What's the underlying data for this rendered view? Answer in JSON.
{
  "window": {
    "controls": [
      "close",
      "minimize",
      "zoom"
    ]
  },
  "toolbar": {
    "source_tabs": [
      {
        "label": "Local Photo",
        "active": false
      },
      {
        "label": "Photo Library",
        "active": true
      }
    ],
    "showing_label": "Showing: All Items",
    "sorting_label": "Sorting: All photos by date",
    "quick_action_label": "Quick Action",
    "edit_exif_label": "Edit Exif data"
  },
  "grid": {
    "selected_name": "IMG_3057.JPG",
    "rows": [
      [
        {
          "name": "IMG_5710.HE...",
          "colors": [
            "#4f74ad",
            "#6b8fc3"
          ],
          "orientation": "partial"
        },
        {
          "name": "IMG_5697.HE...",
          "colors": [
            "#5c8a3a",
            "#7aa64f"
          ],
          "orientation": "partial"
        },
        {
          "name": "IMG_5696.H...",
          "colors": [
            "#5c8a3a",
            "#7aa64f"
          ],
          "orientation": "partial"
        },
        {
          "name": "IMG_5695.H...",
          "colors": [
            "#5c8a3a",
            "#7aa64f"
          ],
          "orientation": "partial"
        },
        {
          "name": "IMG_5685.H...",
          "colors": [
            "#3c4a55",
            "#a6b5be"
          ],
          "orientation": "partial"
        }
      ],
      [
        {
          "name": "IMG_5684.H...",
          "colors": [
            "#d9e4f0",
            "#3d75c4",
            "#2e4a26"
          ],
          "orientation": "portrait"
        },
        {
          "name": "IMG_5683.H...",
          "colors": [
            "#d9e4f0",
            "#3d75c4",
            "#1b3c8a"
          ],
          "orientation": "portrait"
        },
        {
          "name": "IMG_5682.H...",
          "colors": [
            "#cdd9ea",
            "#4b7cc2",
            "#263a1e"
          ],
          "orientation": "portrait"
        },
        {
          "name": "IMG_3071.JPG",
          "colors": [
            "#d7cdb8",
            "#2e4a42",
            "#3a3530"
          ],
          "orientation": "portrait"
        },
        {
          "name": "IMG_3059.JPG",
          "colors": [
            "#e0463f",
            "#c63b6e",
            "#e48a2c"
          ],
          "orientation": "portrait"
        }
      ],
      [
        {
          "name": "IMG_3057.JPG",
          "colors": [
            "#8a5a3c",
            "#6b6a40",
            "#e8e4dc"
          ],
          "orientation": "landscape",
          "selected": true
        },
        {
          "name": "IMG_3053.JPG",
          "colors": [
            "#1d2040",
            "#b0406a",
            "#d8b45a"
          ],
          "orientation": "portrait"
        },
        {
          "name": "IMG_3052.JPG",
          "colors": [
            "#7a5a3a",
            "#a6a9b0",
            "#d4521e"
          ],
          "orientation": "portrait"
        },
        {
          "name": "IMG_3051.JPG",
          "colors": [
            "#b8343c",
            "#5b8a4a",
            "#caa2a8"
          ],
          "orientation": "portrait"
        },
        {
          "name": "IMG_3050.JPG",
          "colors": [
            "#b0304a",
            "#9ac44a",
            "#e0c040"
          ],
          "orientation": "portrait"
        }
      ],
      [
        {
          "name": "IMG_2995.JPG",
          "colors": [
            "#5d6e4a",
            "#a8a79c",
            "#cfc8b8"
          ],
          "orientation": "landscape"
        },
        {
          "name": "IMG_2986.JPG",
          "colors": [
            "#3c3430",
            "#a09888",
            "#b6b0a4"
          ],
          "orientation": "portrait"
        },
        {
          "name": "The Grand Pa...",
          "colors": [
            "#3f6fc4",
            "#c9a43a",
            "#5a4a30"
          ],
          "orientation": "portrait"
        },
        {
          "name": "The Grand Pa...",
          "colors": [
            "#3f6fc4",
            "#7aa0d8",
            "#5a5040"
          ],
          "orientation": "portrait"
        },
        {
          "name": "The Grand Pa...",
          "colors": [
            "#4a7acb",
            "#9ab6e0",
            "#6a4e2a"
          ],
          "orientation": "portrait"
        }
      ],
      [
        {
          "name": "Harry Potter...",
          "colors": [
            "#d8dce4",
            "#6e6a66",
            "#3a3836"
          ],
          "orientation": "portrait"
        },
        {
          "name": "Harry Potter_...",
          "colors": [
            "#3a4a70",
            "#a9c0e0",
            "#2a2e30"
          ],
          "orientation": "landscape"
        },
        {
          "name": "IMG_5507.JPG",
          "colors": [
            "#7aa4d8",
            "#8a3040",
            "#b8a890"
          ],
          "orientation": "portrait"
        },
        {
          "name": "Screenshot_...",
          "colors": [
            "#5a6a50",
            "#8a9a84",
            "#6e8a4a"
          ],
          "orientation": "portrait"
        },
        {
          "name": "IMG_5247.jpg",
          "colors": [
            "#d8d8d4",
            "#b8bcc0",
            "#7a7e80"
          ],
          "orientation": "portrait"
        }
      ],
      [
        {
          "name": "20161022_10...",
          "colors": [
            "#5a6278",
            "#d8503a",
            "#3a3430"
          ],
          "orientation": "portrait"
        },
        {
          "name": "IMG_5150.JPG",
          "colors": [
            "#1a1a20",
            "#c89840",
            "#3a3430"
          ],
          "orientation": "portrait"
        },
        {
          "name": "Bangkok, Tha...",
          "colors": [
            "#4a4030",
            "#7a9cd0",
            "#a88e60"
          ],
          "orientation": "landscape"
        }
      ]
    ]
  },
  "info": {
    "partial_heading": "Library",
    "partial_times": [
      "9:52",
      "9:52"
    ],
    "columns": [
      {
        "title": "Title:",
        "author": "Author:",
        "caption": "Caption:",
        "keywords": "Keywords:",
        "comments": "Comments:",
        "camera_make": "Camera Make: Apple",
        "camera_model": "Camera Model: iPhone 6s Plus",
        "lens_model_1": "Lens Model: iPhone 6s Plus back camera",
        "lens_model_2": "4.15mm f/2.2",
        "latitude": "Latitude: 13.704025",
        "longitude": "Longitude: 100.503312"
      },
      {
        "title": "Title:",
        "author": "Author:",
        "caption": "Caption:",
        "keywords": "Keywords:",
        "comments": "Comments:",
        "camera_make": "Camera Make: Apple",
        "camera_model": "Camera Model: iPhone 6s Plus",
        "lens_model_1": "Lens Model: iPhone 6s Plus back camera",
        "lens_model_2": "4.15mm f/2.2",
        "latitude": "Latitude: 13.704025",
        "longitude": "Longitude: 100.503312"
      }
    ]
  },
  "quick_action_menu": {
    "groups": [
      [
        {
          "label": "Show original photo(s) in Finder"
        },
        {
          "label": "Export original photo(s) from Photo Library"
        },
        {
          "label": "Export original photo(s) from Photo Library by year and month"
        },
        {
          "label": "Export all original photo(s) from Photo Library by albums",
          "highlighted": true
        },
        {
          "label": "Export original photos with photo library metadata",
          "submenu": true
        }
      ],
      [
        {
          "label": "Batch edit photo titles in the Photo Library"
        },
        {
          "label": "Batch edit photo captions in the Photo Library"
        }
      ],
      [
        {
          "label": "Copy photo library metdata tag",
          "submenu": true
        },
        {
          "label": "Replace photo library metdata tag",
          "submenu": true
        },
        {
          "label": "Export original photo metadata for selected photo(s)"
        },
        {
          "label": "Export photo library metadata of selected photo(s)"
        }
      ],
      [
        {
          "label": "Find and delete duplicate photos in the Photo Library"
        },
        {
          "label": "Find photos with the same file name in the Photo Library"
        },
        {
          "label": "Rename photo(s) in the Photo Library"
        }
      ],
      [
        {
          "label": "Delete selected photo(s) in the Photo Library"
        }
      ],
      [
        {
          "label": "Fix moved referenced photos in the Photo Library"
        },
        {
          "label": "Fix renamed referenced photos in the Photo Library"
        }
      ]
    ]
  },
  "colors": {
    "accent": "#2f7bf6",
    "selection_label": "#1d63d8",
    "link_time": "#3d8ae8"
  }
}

========================================================================

Copy all the records above exactly, missing none.

What's the underlying data for this rendered view? Answer in JSON.
{
  "window": {
    "controls": [
      "close",
      "minimize",
      "zoom"
    ]
  },
  "toolbar": {
    "source_tabs": [
      {
        "label": "Local Photo",
        "active": false
      },
      {
        "label": "Photo Library",
        "active": true
      }
    ],
    "showing_label": "Showing: All Items",
    "sorting_label": "Sorting: All photos by date",
    "quick_action_label": "Quick Action",
    "edit_exif_label": "Edit Exif data"
  },
  "grid": {
    "selected_name": "IMG_3057.JPG",
    "rows": [
      [
        {
          "name": "IMG_5710.HE...",
          "colors": [
            "#4f74ad",
            "#6b8fc3"
          ],
          "orientation": "partial"
        },
        {
          "name": "IMG_5697.HE...",
          "colors": [
            "#5c8a3a",
            "#7aa64f"
          ],
          "orientation": "partial"
        },
        {
          "name": "IMG_5696.H...",
          "colors": [
            "#5c8a3a",
            "#7aa64f"
          ],
          "orientation": "partial"
        },
        {
          "name": "IMG_5695.H...",
          "colors": [
            "#5c8a3a",
            "#7aa64f"
          ],
          "orientation": "partial"
        },
        {
          "name": "IMG_5685.H...",
          "colors": [
            "#3c4a55",
            "#a6b5be"
          ],
          "orientation": "partial"
        }
      ],
      [
        {
          "name": "IMG_5684.H...",
          "colors": [
            "#d9e4f0",
            "#3d75c4",
            "#2e4a26"
          ],
          "orientation": "portrait"
        },
        {
          "name": "IMG_5683.H...",
          "colors": [
            "#d9e4f0",
            "#3d75c4",
            "#1b3c8a"
          ],
          "orientation": "portrait"
        },
        {
          "name": "IMG_5682.H...",
          "colors": [
            "#cdd9ea",
            "#4b7cc2",
            "#263a1e"
          ],
          "orientation": "portrait"
        },
        {
          "name": "IMG_3071.JPG",
          "colors": [
            "#d7cdb8",
            "#2e4a42",
            "#3a3530"
          ],
          "orientation": "portrait"
        },
        {
          "name": "IMG_3059.JPG",
          "colors": [
            "#e0463f",
            "#c63b6e",
            "#e48a2c"
          ],
          "orientation": "portrait"
        }
      ],
      [
        {
          "name": "IMG_3057.JPG",
          "colors": [
            "#8a5a3c",
            "#6b6a40",
            "#e8e4dc"
          ],
          "orientation": "landscape",
          "selected": true
        },
        {
          "name": "IMG_3053.JPG",
          "colors": [
            "#1d2040",
            "#b0406a",
            "#d8b45a"
          ],
          "orientation": "portrait"
        },
        {
          "name": "IMG_3052.JPG",
          "colors": [
            "#7a5a3a",
            "#a6a9b0",
            "#d4521e"
          ],
          "orientation": "portrait"
        },
        {
          "name": "IMG_3051.JPG",
          "colors": [
            "#b8343c",
            "#5b8a4a",
            "#caa2a8"
          ],
          "orientation": "portrait"
        },
        {
          "name": "IMG_3050.JPG",
          "colors": [
            "#b0304a",
            "#9ac44a",
            "#e0c040"
          ],
          "orientation": "portrait"
        }
      ],
      [
        {
          "name": "IMG_2995.JPG",
          "colors": [
            "#5d6e4a",
            "#a8a79c",
            "#cfc8b8"
          ],
          "orientation": "landscape"
        },
        {
          "name": "IMG_2986.JPG",
          "colors": [
            "#3c3430",
            "#a09888",
            "#b6b0a4"
          ],
          "orientation": "portrait"
        },
        {
          "name": "The Grand Pa...",
          "colors": [
            "#3f6fc4",
            "#c9a43a",
            "#5a4a30"
          ],
          "orientation": "portrait"
        },
        {
          "name": "The Grand Pa...",
          "colors": [
            "#3f6fc4",
            "#7aa0d8",
            "#5a5040"
          ],
          "orientation": "portrait"
        },
        {
          "name": "The Grand Pa...",
          "colors": [
            "#4a7acb",
            "#9ab6e0",
            "#6a4e2a"
          ],
          "orientation": "portrait"
        }
      ],
      [
        {
          "name": "Harry Potter...",
          "colors": [
            "#d8dce4",
            "#6e6a66",
            "#3a3836"
          ],
          "orientation": "portrait"
        },
        {
          "name": "Harry Potter_...",
          "colors": [
            "#3a4a70",
            "#a9c0e0",
            "#2a2e30"
          ],
          "orientation": "landscape"
        },
        {
          "name": "IMG_5507.JPG",
          "colors": [
            "#7aa4d8",
            "#8a3040",
            "#b8a890"
          ],
          "orientation": "portrait"
        },
        {
          "name": "Screenshot_...",
          "colors": [
            "#5a6a50",
            "#8a9a84",
            "#6e8a4a"
          ],
          "orientation": "portrait"
        },
        {
          "name": "IMG_5247.jpg",
          "colors": [
            "#d8d8d4",
            "#b8bcc0",
            "#7a7e80"
          ],
          "orientation": "portrait"
        }
      ],
      [
        {
          "name": "20161022_10...",
          "colors": [
            "#5a6278",
            "#d8503a",
            "#3a3430"
          ],
          "orientation": "portrait"
        },
        {
          "name": "IMG_5150.JPG",
          "colors": [
            "#1a1a20",
            "#c89840",
            "#3a3430"
          ],
          "orientation": "portrait"
        },
        {
          "name": "Bangkok, Tha...",
          "colors": [
            "#4a4030",
            "#7a9cd0",
            "#a88e60"
          ],
          "orientation": "landscape"
        }
      ]
    ]
  },
  "info": {
    "partial_heading": "Library",
    "partial_times": [
      "9:52",
      "9:52"
    ],
    "columns": [
      {
        "title": "Title:",
        "author": "Author:",
        "caption": "Caption:",
        "keywords": "Keywords:",
        "comments": "Comments:",
        "camera_make": "Camera Make: Apple",
        "camera_model": "Camera Model: iPhone 6s Plus",
        "lens_model_1": "Lens Model: iPhone 6s Plus back camera",
        "lens_model_2": "4.15mm f/2.2",
        "latitude": "Latitude: 13.704025",
        "longitude": "Longitude: 100.503312"
      },
      {
        "title": "Title:",
        "author": "Author:",
        "caption": "Caption:",
        "keywords": "Keywords:",
        "comments": "Comments:",
        "camera_make": "Camera Make: Apple",
        "camera_model": "Camera Model: iPhone 6s Plus",
        "lens_model_1": "Lens Model: iPhone 6s Plus back camera",
        "lens_model_2": "4.15mm f/2.2",
        "latitude": "Latitude: 13.704025",
        "longitude": "Longitude: 100.503312"
      }
    ]
  },
  "quick_action_menu": {
    "groups": [
      [
        {
          "label": "Show original photo(s) in Finder"
        },
        {
          "label": "Export original photo(s) from Photo Library"
        },
        {
          "label": "Export original photo(s) from Photo Library by year and month"
        },
        {
          "label": "Export all original photo(s) from Photo Library by albums",
          "highlighted": true
        },
        {
          "label": "Export original photos with photo library metadata",
          "submenu": true
        }
      ],
      [
        {
          "label": "Batch edit photo titles in the Photo Library"
        },
        {
          "label": "Batch edit photo captions in the Photo Library"
        }
      ],
      [
        {
          "label": "Copy photo library metdata tag",
          "submenu": true
        },
        {
          "label": "Replace photo library metdata tag",
          "submenu": true
        },
        {
          "label": "Export original photo metadata for selected photo(s)"
        },
        {
          "label": "Export photo library metadata of selected photo(s)"
        }
      ],
      [
        {
          "label": "Find and delete duplicate photos in the Photo Library"
        },
        {
          "label": "Find photos with the same file name in the Photo Library"
        },
        {
          "label": "Rename photo(s) in the Photo Library"
        }
      ],
      [
        {
          "label": "Delete selected photo(s) in the Photo Library"
        }
      ],
      [
        {
          "label": "Fix moved referenced photos in the Photo Library"
        },
        {
          "label": "Fix renamed referenced photos in the Photo Library"
        }
      ]
    ]
  },
  "colors": {
    "accent": "#2f7bf6",
    "selection_label": "#1d63d8",
    "link_time": "#3d8ae8"
  }
}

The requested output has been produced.